§ Exercise
Identify all lines in the data containing the string "Internal". Copy them out.

§ Data shown
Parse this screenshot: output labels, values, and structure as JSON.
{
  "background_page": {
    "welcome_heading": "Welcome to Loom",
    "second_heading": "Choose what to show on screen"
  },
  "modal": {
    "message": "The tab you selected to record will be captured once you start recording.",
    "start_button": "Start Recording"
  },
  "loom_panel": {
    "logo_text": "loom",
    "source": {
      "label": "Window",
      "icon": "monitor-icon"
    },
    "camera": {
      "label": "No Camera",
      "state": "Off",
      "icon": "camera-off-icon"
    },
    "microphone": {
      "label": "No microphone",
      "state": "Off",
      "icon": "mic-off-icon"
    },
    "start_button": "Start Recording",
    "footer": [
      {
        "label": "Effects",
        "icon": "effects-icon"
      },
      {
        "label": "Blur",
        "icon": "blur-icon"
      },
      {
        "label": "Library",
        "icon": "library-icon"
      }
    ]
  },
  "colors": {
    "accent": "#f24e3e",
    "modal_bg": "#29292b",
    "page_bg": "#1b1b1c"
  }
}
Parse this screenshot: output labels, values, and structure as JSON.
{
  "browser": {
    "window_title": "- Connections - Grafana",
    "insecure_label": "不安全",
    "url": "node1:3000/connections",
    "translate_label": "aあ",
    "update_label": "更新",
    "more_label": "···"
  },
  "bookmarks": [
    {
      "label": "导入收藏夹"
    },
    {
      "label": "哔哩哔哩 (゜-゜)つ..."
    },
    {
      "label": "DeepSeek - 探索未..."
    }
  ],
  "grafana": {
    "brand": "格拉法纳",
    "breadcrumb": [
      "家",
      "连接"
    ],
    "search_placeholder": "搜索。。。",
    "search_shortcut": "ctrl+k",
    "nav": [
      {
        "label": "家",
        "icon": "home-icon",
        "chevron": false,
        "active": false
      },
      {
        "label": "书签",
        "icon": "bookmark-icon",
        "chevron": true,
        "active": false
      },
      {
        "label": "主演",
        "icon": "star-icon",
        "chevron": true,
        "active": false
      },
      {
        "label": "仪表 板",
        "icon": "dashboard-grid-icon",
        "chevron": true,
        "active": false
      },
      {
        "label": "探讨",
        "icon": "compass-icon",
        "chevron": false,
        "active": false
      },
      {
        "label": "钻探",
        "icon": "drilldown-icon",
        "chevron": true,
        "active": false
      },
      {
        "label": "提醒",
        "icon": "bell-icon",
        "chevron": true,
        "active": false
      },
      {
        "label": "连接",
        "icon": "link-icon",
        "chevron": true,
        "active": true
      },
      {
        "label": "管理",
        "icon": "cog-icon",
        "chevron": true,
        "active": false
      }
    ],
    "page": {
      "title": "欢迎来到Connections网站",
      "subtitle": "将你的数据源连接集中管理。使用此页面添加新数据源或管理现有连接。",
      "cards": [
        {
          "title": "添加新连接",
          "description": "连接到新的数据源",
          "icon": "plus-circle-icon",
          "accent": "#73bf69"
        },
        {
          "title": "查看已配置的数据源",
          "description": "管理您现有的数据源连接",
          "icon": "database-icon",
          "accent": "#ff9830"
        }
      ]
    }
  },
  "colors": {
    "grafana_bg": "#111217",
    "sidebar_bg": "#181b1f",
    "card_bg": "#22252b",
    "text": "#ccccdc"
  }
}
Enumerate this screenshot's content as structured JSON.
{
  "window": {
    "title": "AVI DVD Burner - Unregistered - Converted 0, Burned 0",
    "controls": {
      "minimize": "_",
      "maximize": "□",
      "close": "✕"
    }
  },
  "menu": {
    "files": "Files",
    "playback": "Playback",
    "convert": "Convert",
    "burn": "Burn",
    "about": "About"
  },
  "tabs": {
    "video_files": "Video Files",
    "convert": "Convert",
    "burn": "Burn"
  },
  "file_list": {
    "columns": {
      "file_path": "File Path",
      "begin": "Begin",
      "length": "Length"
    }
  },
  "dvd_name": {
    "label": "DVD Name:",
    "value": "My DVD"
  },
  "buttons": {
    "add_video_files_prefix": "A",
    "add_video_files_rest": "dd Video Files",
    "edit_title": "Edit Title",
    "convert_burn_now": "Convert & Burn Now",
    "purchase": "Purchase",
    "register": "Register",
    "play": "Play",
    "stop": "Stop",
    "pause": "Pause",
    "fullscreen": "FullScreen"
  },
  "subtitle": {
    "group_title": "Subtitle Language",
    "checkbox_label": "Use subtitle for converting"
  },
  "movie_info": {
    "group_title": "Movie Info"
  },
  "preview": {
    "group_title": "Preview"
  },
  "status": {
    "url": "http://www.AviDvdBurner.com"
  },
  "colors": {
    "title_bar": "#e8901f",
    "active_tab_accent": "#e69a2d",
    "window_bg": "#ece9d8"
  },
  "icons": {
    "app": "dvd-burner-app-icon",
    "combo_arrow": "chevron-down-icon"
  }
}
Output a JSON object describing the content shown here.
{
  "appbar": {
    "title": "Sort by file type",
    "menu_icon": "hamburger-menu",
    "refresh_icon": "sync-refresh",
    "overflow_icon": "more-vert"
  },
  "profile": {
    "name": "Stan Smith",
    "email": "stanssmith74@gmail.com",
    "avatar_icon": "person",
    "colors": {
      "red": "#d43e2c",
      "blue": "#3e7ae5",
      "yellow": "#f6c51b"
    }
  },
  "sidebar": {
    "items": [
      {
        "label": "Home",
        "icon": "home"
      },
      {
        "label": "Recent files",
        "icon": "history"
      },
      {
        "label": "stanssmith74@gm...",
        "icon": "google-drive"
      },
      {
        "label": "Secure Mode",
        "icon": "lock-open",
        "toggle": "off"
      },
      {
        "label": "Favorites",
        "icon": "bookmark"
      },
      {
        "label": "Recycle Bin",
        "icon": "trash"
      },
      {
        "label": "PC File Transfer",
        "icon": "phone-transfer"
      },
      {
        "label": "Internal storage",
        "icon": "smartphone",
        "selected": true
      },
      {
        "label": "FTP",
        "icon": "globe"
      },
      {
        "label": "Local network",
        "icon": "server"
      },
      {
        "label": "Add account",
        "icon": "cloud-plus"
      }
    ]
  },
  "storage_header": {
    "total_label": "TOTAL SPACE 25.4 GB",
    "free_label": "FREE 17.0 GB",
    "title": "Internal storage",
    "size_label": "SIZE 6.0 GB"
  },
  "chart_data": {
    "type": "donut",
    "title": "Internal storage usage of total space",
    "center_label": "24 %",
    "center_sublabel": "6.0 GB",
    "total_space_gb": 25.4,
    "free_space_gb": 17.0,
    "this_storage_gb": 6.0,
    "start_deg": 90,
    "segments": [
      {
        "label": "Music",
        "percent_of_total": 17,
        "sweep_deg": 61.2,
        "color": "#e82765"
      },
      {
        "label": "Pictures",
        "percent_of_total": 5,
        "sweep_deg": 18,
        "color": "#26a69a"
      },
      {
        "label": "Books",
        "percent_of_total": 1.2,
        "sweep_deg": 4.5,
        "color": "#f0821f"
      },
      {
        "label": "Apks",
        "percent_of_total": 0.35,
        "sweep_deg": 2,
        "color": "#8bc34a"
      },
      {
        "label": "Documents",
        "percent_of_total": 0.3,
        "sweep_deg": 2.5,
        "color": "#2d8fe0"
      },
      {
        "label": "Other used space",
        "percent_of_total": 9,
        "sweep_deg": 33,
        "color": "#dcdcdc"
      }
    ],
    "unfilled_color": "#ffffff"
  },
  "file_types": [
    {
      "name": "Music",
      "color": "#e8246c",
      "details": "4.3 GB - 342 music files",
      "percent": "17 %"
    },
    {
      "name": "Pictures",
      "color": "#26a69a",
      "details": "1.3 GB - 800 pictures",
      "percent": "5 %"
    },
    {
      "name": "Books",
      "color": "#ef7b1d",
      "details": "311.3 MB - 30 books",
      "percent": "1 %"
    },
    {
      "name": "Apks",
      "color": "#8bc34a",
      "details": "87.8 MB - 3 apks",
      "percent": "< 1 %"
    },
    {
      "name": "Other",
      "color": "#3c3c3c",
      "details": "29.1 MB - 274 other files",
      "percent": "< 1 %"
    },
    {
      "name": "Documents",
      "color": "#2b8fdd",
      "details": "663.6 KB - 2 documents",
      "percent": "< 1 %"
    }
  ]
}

§ Task solution
        "label": "Internal storage",
    "title": "Internal storage",
    "title": "Internal storage usage of total space",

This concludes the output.